Directions for this task
Return every line of the entries below verbatim, keeping the original order.

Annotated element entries

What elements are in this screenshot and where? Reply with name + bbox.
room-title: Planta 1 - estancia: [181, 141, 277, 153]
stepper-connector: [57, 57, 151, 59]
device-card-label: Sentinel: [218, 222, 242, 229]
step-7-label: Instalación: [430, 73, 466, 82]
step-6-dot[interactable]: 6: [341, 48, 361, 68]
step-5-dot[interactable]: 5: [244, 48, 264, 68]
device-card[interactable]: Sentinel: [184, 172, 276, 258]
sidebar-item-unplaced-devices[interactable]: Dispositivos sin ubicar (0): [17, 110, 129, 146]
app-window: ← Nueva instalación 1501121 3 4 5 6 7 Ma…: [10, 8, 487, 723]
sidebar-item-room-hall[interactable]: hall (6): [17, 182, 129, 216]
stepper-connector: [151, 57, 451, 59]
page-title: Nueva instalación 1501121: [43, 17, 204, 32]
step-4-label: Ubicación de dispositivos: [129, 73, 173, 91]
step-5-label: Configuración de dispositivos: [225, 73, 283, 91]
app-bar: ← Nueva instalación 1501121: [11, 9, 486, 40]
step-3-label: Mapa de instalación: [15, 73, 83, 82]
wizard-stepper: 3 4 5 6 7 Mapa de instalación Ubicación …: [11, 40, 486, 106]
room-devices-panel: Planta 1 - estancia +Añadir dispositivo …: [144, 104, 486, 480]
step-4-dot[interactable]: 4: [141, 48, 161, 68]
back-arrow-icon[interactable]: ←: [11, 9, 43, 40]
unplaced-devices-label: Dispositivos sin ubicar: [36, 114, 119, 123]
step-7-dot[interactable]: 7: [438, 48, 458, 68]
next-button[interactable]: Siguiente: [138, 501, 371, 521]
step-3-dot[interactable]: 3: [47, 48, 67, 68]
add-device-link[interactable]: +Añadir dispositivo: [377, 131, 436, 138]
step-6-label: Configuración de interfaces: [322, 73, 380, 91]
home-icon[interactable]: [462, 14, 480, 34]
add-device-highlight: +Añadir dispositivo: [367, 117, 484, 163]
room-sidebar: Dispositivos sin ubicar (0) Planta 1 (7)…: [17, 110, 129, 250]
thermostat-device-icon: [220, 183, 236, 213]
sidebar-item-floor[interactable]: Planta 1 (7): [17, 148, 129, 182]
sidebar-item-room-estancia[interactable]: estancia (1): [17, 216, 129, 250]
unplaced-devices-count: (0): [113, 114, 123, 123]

Output of the exercise
What elements are in this screenshot and where? Reply with name + bbox.
room-title: Planta 1 - estancia: [181, 141, 277, 153]
stepper-connector: [57, 57, 151, 59]
device-card-label: Sentinel: [218, 222, 242, 229]
step-7-label: Instalación: [430, 73, 466, 82]
step-6-dot[interactable]: 6: [341, 48, 361, 68]
step-5-dot[interactable]: 5: [244, 48, 264, 68]
device-card[interactable]: Sentinel: [184, 172, 276, 258]
sidebar-item-unplaced-devices[interactable]: Dispositivos sin ubicar (0): [17, 110, 129, 146]
app-window: ← Nueva instalación 1501121 3 4 5 6 7 Ma…: [10, 8, 487, 723]
sidebar-item-room-hall[interactable]: hall (6): [17, 182, 129, 216]
stepper-connector: [151, 57, 451, 59]
page-title: Nueva instalación 1501121: [43, 17, 204, 32]
step-4-label: Ubicación de dispositivos: [129, 73, 173, 91]
step-5-label: Configuración de dispositivos: [225, 73, 283, 91]
app-bar: ← Nueva instalación 1501121: [11, 9, 486, 40]
step-3-label: Mapa de instalación: [15, 73, 83, 82]
wizard-stepper: 3 4 5 6 7 Mapa de instalación Ubicación …: [11, 40, 486, 106]
room-devices-panel: Planta 1 - estancia +Añadir dispositivo …: [144, 104, 486, 480]
step-4-dot[interactable]: 4: [141, 48, 161, 68]
back-arrow-icon[interactable]: ←: [11, 9, 43, 40]
unplaced-devices-label: Dispositivos sin ubicar: [36, 114, 119, 123]
step-7-dot[interactable]: 7: [438, 48, 458, 68]
next-button[interactable]: Siguiente: [138, 501, 371, 521]
step-3-dot[interactable]: 3: [47, 48, 67, 68]
add-device-link[interactable]: +Añadir dispositivo: [377, 131, 436, 138]
step-6-label: Configuración de interfaces: [322, 73, 380, 91]
home-icon[interactable]: [462, 14, 480, 34]
add-device-highlight: +Añadir dispositivo: [367, 117, 484, 163]
room-sidebar: Dispositivos sin ubicar (0) Planta 1 (7)…: [17, 110, 129, 250]
thermostat-device-icon: [220, 183, 236, 213]
sidebar-item-floor[interactable]: Planta 1 (7): [17, 148, 129, 182]
sidebar-item-room-estancia[interactable]: estancia (1): [17, 216, 129, 250]
unplaced-devices-count: (0): [113, 114, 123, 123]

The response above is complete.